▶ Your instructions
Below is a block of records: output all of them exactly and leave out the pictures.

▶ Material supplied
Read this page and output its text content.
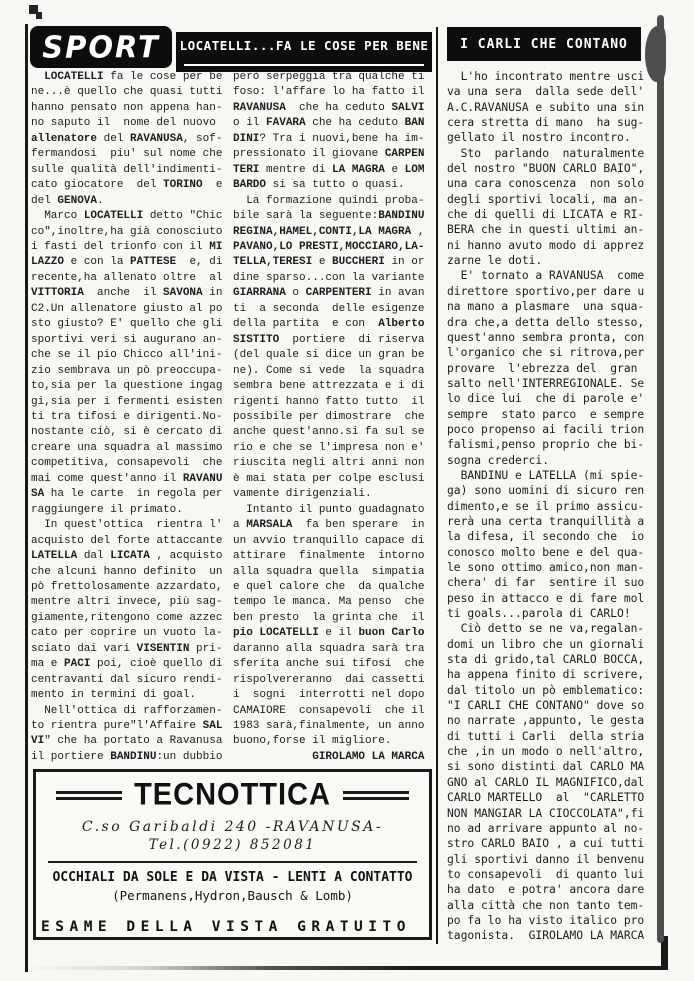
SPORT LOCATELLI...FA LE COSE PER BENE I CARLI CHE CONTANO
LOCATELLI fa le cose per be
ne...è quello che quasi tutti
hanno pensato non appena han-
no saputo il  nome del nuovo
allenatore del RAVANUSA, sof-
fermandosi  piu' sul nome che
sulle qualità dell'indimenti-
cato giocatore  del TORINO  e
del GENOVA.
Marco LOCATELLI detto "Chic
co",inoltre,ha già conosciuto
i fasti del trionfo con il MI
LAZZO e con la PATTESE  e, di
recente,ha allenato oltre  al
VITTORIA  anche  il SAVONA in
C2.Un allenatore giusto al po
sto giusto? E' quello che gli
sportivi veri si augurano an-
che se il pio Chicco all'ini-
zio sembrava un pò preoccupa-
to,sia per la questione ingag
gi,sia per i fermenti esisten
ti tra tifosi e dirigenti.No-
nostante ciò, si è cercato di
creare una squadra al massimo
competitiva, consapevoli  che
mai come quest'anno il RAVANU
SA ha le carte  in regola per
raggiungere il primato.
In quest'ottica  rientra l'
acquisto del forte attaccante
LATELLA dal LICATA , acquisto
che alcuni hanno definito  un
pò frettolosamente azzardato,
mentre altri invece, più sag-
giamente,ritengono come azzec
cato per coprire un vuoto la-
sciato dai vari VISENTIN pri-
ma e PACI poi, cioè quello di
centravanti dal sicuro rendi-
mento in termini di goal.
Nell'ottica di rafforzamen-
to rientra pure"l'Affaire SAL
VI" che ha portato a Ravanusa
il portiere BANDINU:un dubbio
però serpeggia tra qualche ti
foso: l'affare lo ha fatto il
RAVANUSA  che ha ceduto SALVI
o il FAVARA che ha ceduto BAN
DINI? Tra i nuovi,bene ha im-
pressionato il giovane CARPEN
TERI mentre di LA MAGRA e LOM
BARDO si sa tutto o quasi.
La formazione quindi proba-
bile sarà la seguente:BANDINU
REGINA,HAMEL,CONTI,LA MAGRA ,
PAVANO,LO PRESTI,MOCCIARO,LA-
TELLA,TERESI e BUCCHERI in or
dine sparso...con la variante
GIARRANA o CARPENTERI in avan
ti  a seconda  delle esigenze
della partita  e con  Alberto
SISTITO  portiere  di riserva
(del quale si dice un gran be
ne). Come si vede  la squadra
sembra bene attrezzata e i di
rigenti hanno fatto tutto  il
possibile per dimostrare  che
anche quest'anno.si fa sul se
rio e che se l'impresa non e'
riuscita negli altri anni non
è mai stata per colpe esclusi
vamente dirigenziali.
Intanto il punto guadagnato
a MARSALA  fa ben sperare  in
un avvio tranquillo capace di
attirare  finalmente  intorno
alla squadra quella  simpatia
e quel calore che  da qualche
tempo le manca. Ma penso  che
ben presto  la grinta che  il
pio LOCATELLI e il buon Carlo
daranno alla squadra sarà tra
sferita anche sui tifosi  che
rispolvereranno  dai cassetti
i  sogni  interrotti nel dopo
CAMAIORE  consapevoli  che il
1983 sarà,finalmente, un anno
buono,forse il migliore.
GIROLAMO LA MARCA
L'ho incontrato mentre usci
va una sera  dalla sede dell'
A.C.RAVANUSA e subito una sin
cera stretta di mano  ha sug-
gellato il nostro incontro.
Sto  parlando  naturalmente
del nostro "BUON CARLO BAIO",
una cara conoscenza  non solo
degli sportivi locali, ma an-
che di quelli di LICATA e RI-
BERA che in questi ultimi an-
ni hanno avuto modo di apprez
zarne le doti.
E' tornato a RAVANUSA  come
direttore sportivo,per dare u
na mano a plasmare  una squa-
dra che,a detta dello stesso,
quest'anno sembra pronta, con
l'organico che si ritrova,per
provare  l'ebrezza del  gran
salto nell'INTERREGIONALE. Se
lo dice lui  che di parole e'
sempre  stato parco  e sempre
poco propenso ai facili trion
falismi,penso proprio che bi-
sogna crederci.
BANDINU e LATELLA (mi spie-
ga) sono uomini di sicuro ren
dimento,e se il primo assicu-
rerà una certa tranquillità a
la difesa, il secondo che  io
conosco molto bene e del qua-
le sono ottimo amico,non man-
chera' di far  sentire il suo
peso in attacco e di fare mol
ti goals...parola di CARLO!
Ciò detto se ne va,regalan-
domi un libro che un giornali
sta di grido,tal CARLO BOCCA,
ha appena finito di scrivere,
dal titolo un pò emblematico:
"I CARLI CHE CONTANO" dove so
no narrate ,appunto, le gesta
di tutti i Carli  della stria
che ,in un modo o nell'altro,
si sono distinti dal CARLO MA
GNO al CARLO IL MAGNIFICO,dal
CARLO MARTELLO  al  "CARLETTO
NON MANGIAR LA CIOCCOLATA",fi
no ad arrivare appunto al no-
stro CARLO BAIO , a cui tutti
gli sportivi danno il benvenu
to consapevoli  di quanto lui
ha dato  e potra' ancora dare
alla città che non tanto tem-
po fa lo ha visto italico pro
tagonista.  GIROLAMO LA MARCA
TECNOTTICA
C.so Garibaldi 240 -RAVANUSA-
Tel.(0922) 852081
OCCHIALI DA SOLE E DA VISTA - LENTI A CONTATTO
(Permanens,Hydron,Bausch & Lomb)
ESAME DELLA VISTA GRATUITO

▶ Solution to this problem
Read this page and output its text content.
SPORT LOCATELLI...FA LE COSE PER BENE I CARLI CHE CONTANO
LOCATELLI fa le cose per be
ne...è quello che quasi tutti
hanno pensato non appena han-
no saputo il  nome del nuovo
allenatore del RAVANUSA, sof-
fermandosi  piu' sul nome che
sulle qualità dell'indimenti-
cato giocatore  del TORINO  e
del GENOVA.
Marco LOCATELLI detto "Chic
co",inoltre,ha già conosciuto
i fasti del trionfo con il MI
LAZZO e con la PATTESE  e, di
recente,ha allenato oltre  al
VITTORIA  anche  il SAVONA in
C2.Un allenatore giusto al po
sto giusto? E' quello che gli
sportivi veri si augurano an-
che se il pio Chicco all'ini-
zio sembrava un pò preoccupa-
to,sia per la questione ingag
gi,sia per i fermenti esisten
ti tra tifosi e dirigenti.No-
nostante ciò, si è cercato di
creare una squadra al massimo
competitiva, consapevoli  che
mai come quest'anno il RAVANU
SA ha le carte  in regola per
raggiungere il primato.
In quest'ottica  rientra l'
acquisto del forte attaccante
LATELLA dal LICATA , acquisto
che alcuni hanno definito  un
pò frettolosamente azzardato,
mentre altri invece, più sag-
giamente,ritengono come azzec
cato per coprire un vuoto la-
sciato dai vari VISENTIN pri-
ma e PACI poi, cioè quello di
centravanti dal sicuro rendi-
mento in termini di goal.
Nell'ottica di rafforzamen-
to rientra pure"l'Affaire SAL
VI" che ha portato a Ravanusa
il portiere BANDINU:un dubbio
però serpeggia tra qualche ti
foso: l'affare lo ha fatto il
RAVANUSA  che ha ceduto SALVI
o il FAVARA che ha ceduto BAN
DINI? Tra i nuovi,bene ha im-
pressionato il giovane CARPEN
TERI mentre di LA MAGRA e LOM
BARDO si sa tutto o quasi.
La formazione quindi proba-
bile sarà la seguente:BANDINU
REGINA,HAMEL,CONTI,LA MAGRA ,
PAVANO,LO PRESTI,MOCCIARO,LA-
TELLA,TERESI e BUCCHERI in or
dine sparso...con la variante
GIARRANA o CARPENTERI in avan
ti  a seconda  delle esigenze
della partita  e con  Alberto
SISTITO  portiere  di riserva
(del quale si dice un gran be
ne). Come si vede  la squadra
sembra bene attrezzata e i di
rigenti hanno fatto tutto  il
possibile per dimostrare  che
anche quest'anno.si fa sul se
rio e che se l'impresa non e'
riuscita negli altri anni non
è mai stata per colpe esclusi
vamente dirigenziali.
Intanto il punto guadagnato
a MARSALA  fa ben sperare  in
un avvio tranquillo capace di
attirare  finalmente  intorno
alla squadra quella  simpatia
e quel calore che  da qualche
tempo le manca. Ma penso  che
ben presto  la grinta che  il
pio LOCATELLI e il buon Carlo
daranno alla squadra sarà tra
sferita anche sui tifosi  che
rispolvereranno  dai cassetti
i  sogni  interrotti nel dopo
CAMAIORE  consapevoli  che il
1983 sarà,finalmente, un anno
buono,forse il migliore.
GIROLAMO LA MARCA
L'ho incontrato mentre usci
va una sera  dalla sede dell'
A.C.RAVANUSA e subito una sin
cera stretta di mano  ha sug-
gellato il nostro incontro.
Sto  parlando  naturalmente
del nostro "BUON CARLO BAIO",
una cara conoscenza  non solo
degli sportivi locali, ma an-
che di quelli di LICATA e RI-
BERA che in questi ultimi an-
ni hanno avuto modo di apprez
zarne le doti.
E' tornato a RAVANUSA  come
direttore sportivo,per dare u
na mano a plasmare  una squa-
dra che,a detta dello stesso,
quest'anno sembra pronta, con
l'organico che si ritrova,per
provare  l'ebrezza del  gran
salto nell'INTERREGIONALE. Se
lo dice lui  che di parole e'
sempre  stato parco  e sempre
poco propenso ai facili trion
falismi,penso proprio che bi-
sogna crederci.
BANDINU e LATELLA (mi spie-
ga) sono uomini di sicuro ren
dimento,e se il primo assicu-
rerà una certa tranquillità a
la difesa, il secondo che  io
conosco molto bene e del qua-
le sono ottimo amico,non man-
chera' di far  sentire il suo
peso in attacco e di fare mol
ti goals...parola di CARLO!
Ciò detto se ne va,regalan-
domi un libro che un giornali
sta di grido,tal CARLO BOCCA,
ha appena finito di scrivere,
dal titolo un pò emblematico:
"I CARLI CHE CONTANO" dove so
no narrate ,appunto, le gesta
di tutti i Carli  della stria
che ,in un modo o nell'altro,
si sono distinti dal CARLO MA
GNO al CARLO IL MAGNIFICO,dal
CARLO MARTELLO  al  "CARLETTO
NON MANGIAR LA CIOCCOLATA",fi
no ad arrivare appunto al no-
stro CARLO BAIO , a cui tutti
gli sportivi danno il benvenu
to consapevoli  di quanto lui
ha dato  e potra' ancora dare
alla città che non tanto tem-
po fa lo ha visto italico pro
tagonista.  GIROLAMO LA MARCA
TECNOTTICA
C.so Garibaldi 240 -RAVANUSA-
Tel.(0922) 852081
OCCHIALI DA SOLE E DA VISTA - LENTI A CONTATTO
(Permanens,Hydron,Bausch & Lomb)
ESAME DELLA VISTA GRATUITO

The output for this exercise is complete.